● EXERCISE OBJECTIVE
Can you reproduce the material verbatim from its first line through the line containing "step-row-7 bbox=[47, 913, 1489, 950]", including both of those lines?

- - - - - - -

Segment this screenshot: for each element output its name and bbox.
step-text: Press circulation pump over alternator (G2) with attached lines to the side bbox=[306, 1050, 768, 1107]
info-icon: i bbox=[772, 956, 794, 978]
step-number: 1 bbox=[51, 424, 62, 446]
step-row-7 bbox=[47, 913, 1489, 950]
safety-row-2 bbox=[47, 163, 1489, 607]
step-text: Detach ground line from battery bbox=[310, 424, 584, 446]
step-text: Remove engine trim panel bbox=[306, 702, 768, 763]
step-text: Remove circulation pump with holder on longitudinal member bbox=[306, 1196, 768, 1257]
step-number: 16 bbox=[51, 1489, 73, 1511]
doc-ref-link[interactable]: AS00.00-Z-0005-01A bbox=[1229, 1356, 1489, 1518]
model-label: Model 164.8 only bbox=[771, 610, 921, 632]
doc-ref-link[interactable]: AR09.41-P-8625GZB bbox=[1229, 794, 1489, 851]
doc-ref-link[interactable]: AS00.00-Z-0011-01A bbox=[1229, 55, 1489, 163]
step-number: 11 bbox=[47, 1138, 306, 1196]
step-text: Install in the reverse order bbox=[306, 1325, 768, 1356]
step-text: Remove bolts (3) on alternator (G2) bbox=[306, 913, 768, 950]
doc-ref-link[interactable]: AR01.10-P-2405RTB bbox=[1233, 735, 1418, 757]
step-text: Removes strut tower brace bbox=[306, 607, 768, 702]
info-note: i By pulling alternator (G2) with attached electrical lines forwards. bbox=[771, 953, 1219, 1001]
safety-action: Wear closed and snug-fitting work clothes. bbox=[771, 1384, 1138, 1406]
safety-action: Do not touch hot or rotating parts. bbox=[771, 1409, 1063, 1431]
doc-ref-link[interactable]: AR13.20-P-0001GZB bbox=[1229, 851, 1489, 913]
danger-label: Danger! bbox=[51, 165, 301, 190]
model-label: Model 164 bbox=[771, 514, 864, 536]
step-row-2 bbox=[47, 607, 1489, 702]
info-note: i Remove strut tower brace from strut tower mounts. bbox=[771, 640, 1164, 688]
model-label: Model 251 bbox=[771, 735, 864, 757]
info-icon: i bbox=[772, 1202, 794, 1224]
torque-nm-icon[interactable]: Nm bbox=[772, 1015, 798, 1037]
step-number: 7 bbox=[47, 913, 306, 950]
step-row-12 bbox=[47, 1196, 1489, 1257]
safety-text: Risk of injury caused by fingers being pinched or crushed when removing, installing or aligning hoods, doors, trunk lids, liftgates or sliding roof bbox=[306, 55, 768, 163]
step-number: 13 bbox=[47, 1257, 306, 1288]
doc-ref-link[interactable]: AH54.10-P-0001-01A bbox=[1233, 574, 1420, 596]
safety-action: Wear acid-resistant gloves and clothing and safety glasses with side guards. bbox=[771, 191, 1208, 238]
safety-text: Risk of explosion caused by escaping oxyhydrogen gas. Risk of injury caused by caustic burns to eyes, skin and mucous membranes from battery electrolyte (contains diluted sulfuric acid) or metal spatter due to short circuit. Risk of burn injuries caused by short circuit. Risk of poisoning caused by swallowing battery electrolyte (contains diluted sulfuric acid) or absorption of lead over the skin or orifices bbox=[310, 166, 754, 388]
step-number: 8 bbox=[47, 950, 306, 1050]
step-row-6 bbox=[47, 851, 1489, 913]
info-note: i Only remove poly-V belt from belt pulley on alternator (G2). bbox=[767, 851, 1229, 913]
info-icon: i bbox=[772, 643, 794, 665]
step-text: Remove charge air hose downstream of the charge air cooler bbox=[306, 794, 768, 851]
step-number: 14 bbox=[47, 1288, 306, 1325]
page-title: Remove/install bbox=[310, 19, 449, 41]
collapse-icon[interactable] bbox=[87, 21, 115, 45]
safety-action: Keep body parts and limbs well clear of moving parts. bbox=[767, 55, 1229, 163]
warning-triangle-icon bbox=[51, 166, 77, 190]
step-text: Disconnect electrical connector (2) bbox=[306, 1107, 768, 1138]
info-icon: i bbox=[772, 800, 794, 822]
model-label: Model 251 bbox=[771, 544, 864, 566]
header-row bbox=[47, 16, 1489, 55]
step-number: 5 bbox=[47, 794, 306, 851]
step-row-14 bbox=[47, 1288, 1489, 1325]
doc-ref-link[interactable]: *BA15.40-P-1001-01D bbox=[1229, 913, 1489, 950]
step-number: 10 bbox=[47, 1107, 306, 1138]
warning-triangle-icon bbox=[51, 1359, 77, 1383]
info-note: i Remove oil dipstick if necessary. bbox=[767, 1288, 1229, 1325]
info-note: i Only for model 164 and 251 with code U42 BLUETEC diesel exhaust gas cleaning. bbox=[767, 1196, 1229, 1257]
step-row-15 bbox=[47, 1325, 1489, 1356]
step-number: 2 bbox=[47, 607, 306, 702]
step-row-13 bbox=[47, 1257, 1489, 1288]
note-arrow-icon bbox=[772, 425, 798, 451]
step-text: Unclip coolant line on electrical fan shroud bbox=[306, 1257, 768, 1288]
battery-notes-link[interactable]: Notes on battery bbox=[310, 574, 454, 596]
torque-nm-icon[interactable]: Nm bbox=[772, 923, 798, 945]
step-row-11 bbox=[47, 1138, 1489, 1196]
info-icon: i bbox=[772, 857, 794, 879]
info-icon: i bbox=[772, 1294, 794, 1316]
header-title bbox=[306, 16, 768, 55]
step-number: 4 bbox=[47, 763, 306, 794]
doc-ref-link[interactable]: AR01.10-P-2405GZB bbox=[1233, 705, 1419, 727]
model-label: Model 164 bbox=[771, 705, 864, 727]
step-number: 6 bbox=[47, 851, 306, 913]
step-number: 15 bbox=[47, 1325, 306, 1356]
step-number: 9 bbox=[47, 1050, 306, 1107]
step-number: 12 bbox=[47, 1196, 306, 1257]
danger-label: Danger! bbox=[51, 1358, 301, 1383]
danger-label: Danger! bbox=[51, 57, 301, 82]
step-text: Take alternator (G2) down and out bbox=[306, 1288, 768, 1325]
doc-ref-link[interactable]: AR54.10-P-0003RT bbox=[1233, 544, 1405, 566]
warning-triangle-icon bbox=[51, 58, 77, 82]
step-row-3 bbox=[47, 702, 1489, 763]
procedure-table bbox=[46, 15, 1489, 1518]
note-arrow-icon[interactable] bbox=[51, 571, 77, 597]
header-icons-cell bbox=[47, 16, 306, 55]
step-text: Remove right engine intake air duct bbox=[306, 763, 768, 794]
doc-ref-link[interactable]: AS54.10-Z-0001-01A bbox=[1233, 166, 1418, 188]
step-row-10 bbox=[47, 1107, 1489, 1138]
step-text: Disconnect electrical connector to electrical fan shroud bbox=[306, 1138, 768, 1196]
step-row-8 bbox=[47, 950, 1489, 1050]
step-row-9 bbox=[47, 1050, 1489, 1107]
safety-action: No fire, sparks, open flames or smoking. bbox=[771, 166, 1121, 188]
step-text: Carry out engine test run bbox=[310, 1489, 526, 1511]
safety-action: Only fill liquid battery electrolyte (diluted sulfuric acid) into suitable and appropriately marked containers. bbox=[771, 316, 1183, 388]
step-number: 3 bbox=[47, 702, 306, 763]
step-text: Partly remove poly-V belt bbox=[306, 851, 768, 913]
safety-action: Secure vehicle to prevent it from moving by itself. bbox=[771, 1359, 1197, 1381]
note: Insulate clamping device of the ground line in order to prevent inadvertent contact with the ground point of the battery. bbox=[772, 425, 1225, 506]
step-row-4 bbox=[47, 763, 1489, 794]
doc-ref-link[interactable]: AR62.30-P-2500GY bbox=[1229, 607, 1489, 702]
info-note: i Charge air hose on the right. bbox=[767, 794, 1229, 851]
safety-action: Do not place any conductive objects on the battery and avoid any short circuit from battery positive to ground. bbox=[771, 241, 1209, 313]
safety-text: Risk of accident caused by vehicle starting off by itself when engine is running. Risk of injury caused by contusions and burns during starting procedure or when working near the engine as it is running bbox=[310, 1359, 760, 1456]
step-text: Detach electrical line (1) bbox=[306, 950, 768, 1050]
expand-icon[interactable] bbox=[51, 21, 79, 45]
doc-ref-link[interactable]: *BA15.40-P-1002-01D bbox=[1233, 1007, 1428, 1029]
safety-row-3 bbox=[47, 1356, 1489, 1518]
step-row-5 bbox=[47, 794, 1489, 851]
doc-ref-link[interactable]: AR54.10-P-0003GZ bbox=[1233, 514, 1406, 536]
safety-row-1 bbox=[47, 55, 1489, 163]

- - - - - - -

● EXERCISE RESPONSE
Segment this screenshot: for each element output its name and bbox.
step-text: Press circulation pump over alternator (G2) with attached lines to the side bbox=[306, 1050, 768, 1107]
info-icon: i bbox=[772, 956, 794, 978]
step-number: 1 bbox=[51, 424, 62, 446]
step-row-7 bbox=[47, 913, 1489, 950]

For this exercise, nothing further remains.